Source data:
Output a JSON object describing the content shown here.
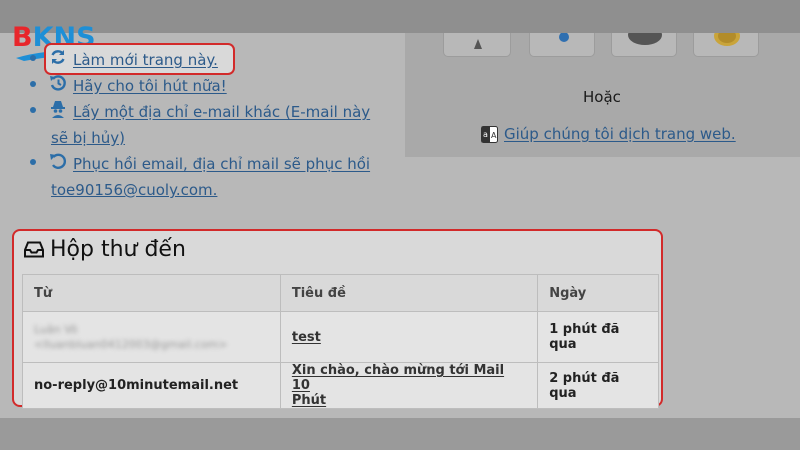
{
  "logo": {
    "b": "B",
    "rest": "KNS"
  },
  "actions": [
    {
      "label": "Làm mới trang này.",
      "icon": "refresh-icon"
    },
    {
      "label": "Hãy cho tôi hút nữa!",
      "icon": "history-icon"
    },
    {
      "label_line1": "Lấy một địa chỉ e-mail khác (E-mail này",
      "label_line2": "sẽ bị hủy)",
      "icon": "spy-icon"
    },
    {
      "label_line1": "Phục hồi email, địa chỉ mail sẽ phục hồi",
      "label_line2": "toe90156@cuoly.com.",
      "icon": "undo-icon"
    }
  ],
  "translate": {
    "or_text": "Hoặc",
    "link_text": "Giúp chúng tôi dịch trang web.",
    "icon": "translate-icon"
  },
  "inbox": {
    "title": "Hộp thư đến",
    "icon": "inbox-icon",
    "columns": {
      "from": "Từ",
      "subject": "Tiêu đề",
      "date": "Ngày"
    },
    "rows": [
      {
        "from_line1": "Luân Võ",
        "from_line2": "<lluanbluan0412003@gmail.com>",
        "subject": "test",
        "date": "1 phút đã qua"
      },
      {
        "from": "no-reply@10minutemail.net",
        "subject_line1": "Xin chào, chào mừng tới Mail 10",
        "subject_line2": "Phút",
        "date": "2 phút đã qua"
      }
    ]
  },
  "colors": {
    "highlight": "#d22a2a",
    "link": "#2c5a8a",
    "logo_red": "#e8262b",
    "logo_blue": "#1e8fd6"
  }
}
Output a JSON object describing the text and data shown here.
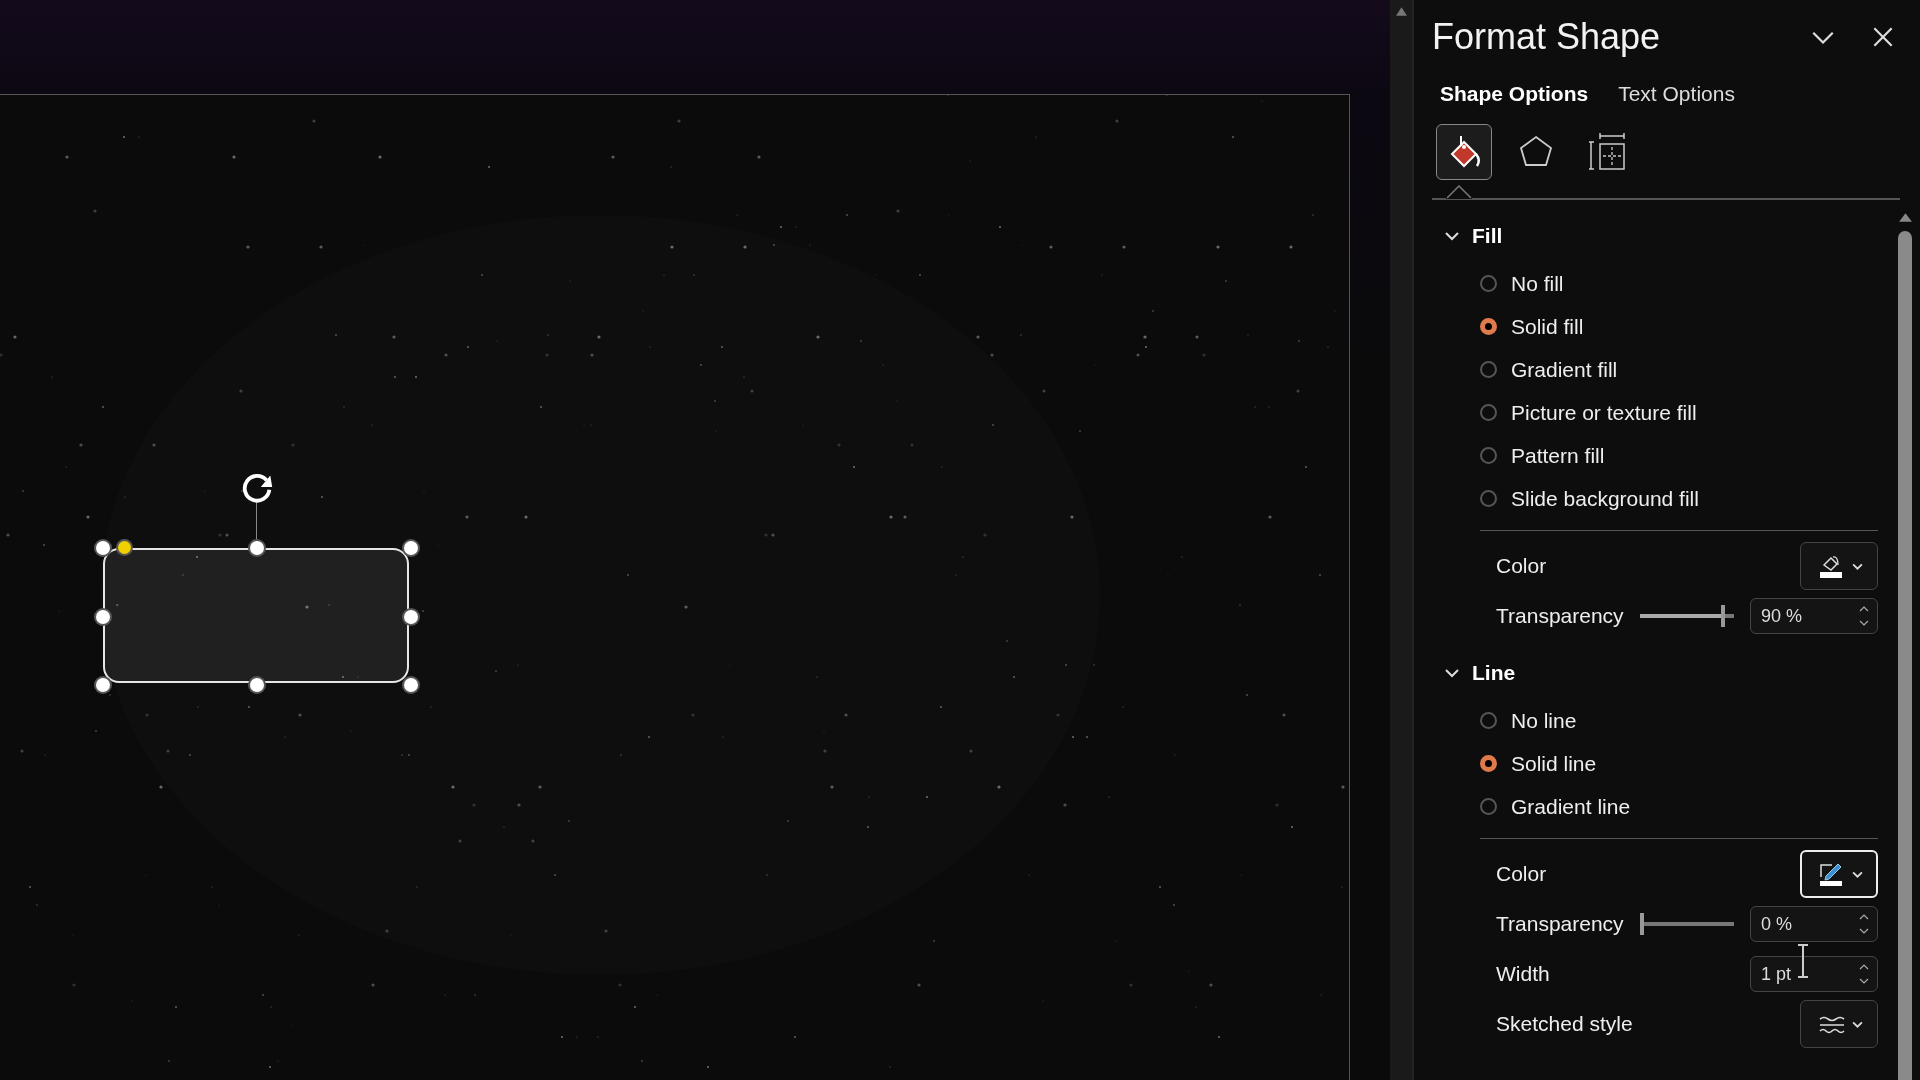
{
  "slide": {
    "shape": {
      "selected": true
    }
  },
  "panel": {
    "title": "Format Shape"
  },
  "tabs": [
    {
      "label": "Shape Options",
      "selected": true
    },
    {
      "label": "Text Options",
      "selected": false
    }
  ],
  "icon_tabs": [
    {
      "kind": "fill",
      "selected": true
    },
    {
      "kind": "effects",
      "selected": false
    },
    {
      "kind": "size",
      "selected": false
    }
  ],
  "sections": [
    {
      "title": "Fill",
      "expanded": true,
      "options": [
        {
          "label": "No fill",
          "selected": false
        },
        {
          "label": "Solid fill",
          "selected": true
        },
        {
          "label": "Gradient fill",
          "selected": false
        },
        {
          "label": "Picture or texture fill",
          "selected": false
        },
        {
          "label": "Pattern fill",
          "selected": false
        },
        {
          "label": "Slide background fill",
          "selected": false
        }
      ],
      "settings": [
        {
          "kind": "color",
          "label": "Color",
          "focused": false
        },
        {
          "kind": "slider",
          "label": "Transparency",
          "level": 0.9,
          "value": "90 %"
        }
      ]
    },
    {
      "title": "Line",
      "expanded": true,
      "options": [
        {
          "label": "No line",
          "selected": false
        },
        {
          "label": "Solid line",
          "selected": true
        },
        {
          "label": "Gradient line",
          "selected": false
        }
      ],
      "settings": [
        {
          "kind": "color",
          "label": "Color",
          "focused": true
        },
        {
          "kind": "slider",
          "label": "Transparency",
          "level": 0,
          "value": "0 %"
        },
        {
          "kind": "spin",
          "label": "Width",
          "value": "1 pt"
        },
        {
          "kind": "style",
          "label": "Sketched style"
        }
      ]
    }
  ]
}
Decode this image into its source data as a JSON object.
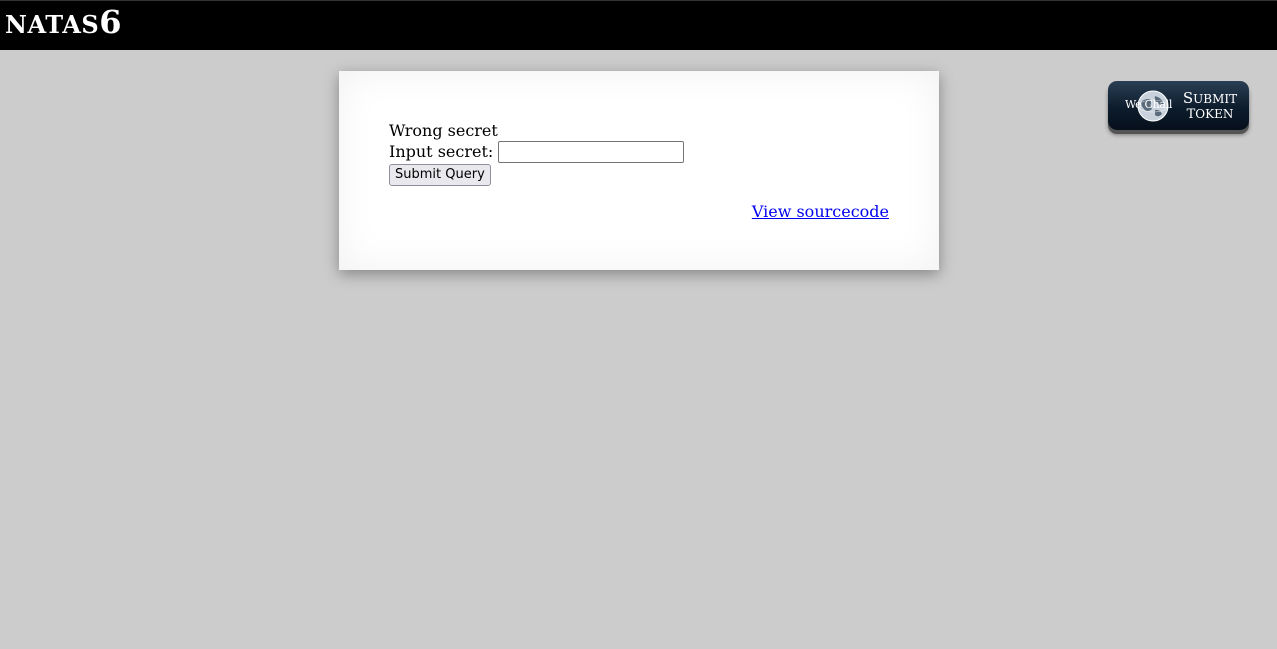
{
  "header": {
    "title_prefix": "NATAS",
    "title_number": "6"
  },
  "content": {
    "message": "Wrong secret",
    "input_label": "Input secret:",
    "input_value": "",
    "submit_label": "Submit Query",
    "source_link": "View sourcecode"
  },
  "wechall": {
    "logo_text": "We Chall",
    "line1": "Submit",
    "line2": "Token"
  },
  "colors": {
    "header_bg": "#000000",
    "page_bg": "#cccccc",
    "link": "#0000ee"
  }
}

* _DIRECTIVE_:
Transcribe all of the records above character for character. Exclude the pictures.

* _SOLUTION_:
Output a JSON object describing the content shown here.
{
  "logo": {
    "b": "B",
    "rest": "KNS"
  },
  "actions": [
    {
      "label": "Làm mới trang này.",
      "icon": "refresh-icon"
    },
    {
      "label": "Hãy cho tôi hút nữa!",
      "icon": "history-icon"
    },
    {
      "label_line1": "Lấy một địa chỉ e-mail khác (E-mail này",
      "label_line2": "sẽ bị hủy)",
      "icon": "spy-icon"
    },
    {
      "label_line1": "Phục hồi email, địa chỉ mail sẽ phục hồi",
      "label_line2": "toe90156@cuoly.com.",
      "icon": "undo-icon"
    }
  ],
  "translate": {
    "or_text": "Hoặc",
    "link_text": "Giúp chúng tôi dịch trang web.",
    "icon": "translate-icon"
  },
  "inbox": {
    "title": "Hộp thư đến",
    "icon": "inbox-icon",
    "columns": {
      "from": "Từ",
      "subject": "Tiêu đề",
      "date": "Ngày"
    },
    "rows": [
      {
        "from_line1": "Luân Võ",
        "from_line2": "<lluanbluan0412003@gmail.com>",
        "subject": "test",
        "date": "1 phút đã qua"
      },
      {
        "from": "no-reply@10minutemail.net",
        "subject_line1": "Xin chào, chào mừng tới Mail 10",
        "subject_line2": "Phút",
        "date": "2 phút đã qua"
      }
    ]
  },
  "colors": {
    "highlight": "#d22a2a",
    "link": "#2c5a8a",
    "logo_red": "#e8262b",
    "logo_blue": "#1e8fd6"
  }
}
Output a JSON object describing the text and data shown here.
{
  "slide": {
    "shape": {
      "selected": true
    }
  },
  "panel": {
    "title": "Format Shape"
  },
  "tabs": [
    {
      "label": "Shape Options",
      "selected": true
    },
    {
      "label": "Text Options",
      "selected": false
    }
  ],
  "icon_tabs": [
    {
      "kind": "fill",
      "selected": true
    },
    {
      "kind": "effects",
      "selected": false
    },
    {
      "kind": "size",
      "selected": false
    }
  ],
  "sections": [
    {
      "title": "Fill",
      "expanded": true,
      "options": [
        {
          "label": "No fill",
          "selected": false
        },
        {
          "label": "Solid fill",
          "selected": true
        },
        {
          "label": "Gradient fill",
          "selected": false
        },
        {
          "label": "Picture or texture fill",
          "selected": false
        },
        {
          "label": "Pattern fill",
          "selected": false
        },
        {
          "label": "Slide background fill",
          "selected": false
        }
      ],
      "settings": [
        {
          "kind": "color",
          "label": "Color",
          "focused": false
        },
        {
          "kind": "slider",
          "label": "Transparency",
          "level": 0.9,
          "value": "90 %"
        }
      ]
    },
    {
      "title": "Line",
      "expanded": true,
      "options": [
        {
          "label": "No line",
          "selected": false
        },
        {
          "label": "Solid line",
          "selected": true
        },
        {
          "label": "Gradient line",
          "selected": false
        }
      ],
      "settings": [
        {
          "kind": "color",
          "label": "Color",
          "focused": true
        },
        {
          "kind": "slider",
          "label": "Transparency",
          "level": 0,
          "value": "0 %"
        },
        {
          "kind": "spin",
          "label": "Width",
          "value": "1 pt"
        },
        {
          "kind": "style",
          "label": "Sketched style"
        }
      ]
    }
  ]
}
Decode this image into its source data as a JSON object.
{
  "header": {
    "title_prefix": "NATAS",
    "title_number": "6"
  },
  "content": {
    "message": "Wrong secret",
    "input_label": "Input secret:",
    "input_value": "",
    "submit_label": "Submit Query",
    "source_link": "View sourcecode"
  },
  "wechall": {
    "logo_text": "We Chall",
    "line1": "Submit",
    "line2": "Token"
  },
  "colors": {
    "header_bg": "#000000",
    "page_bg": "#cccccc",
    "link": "#0000ee"
  }
}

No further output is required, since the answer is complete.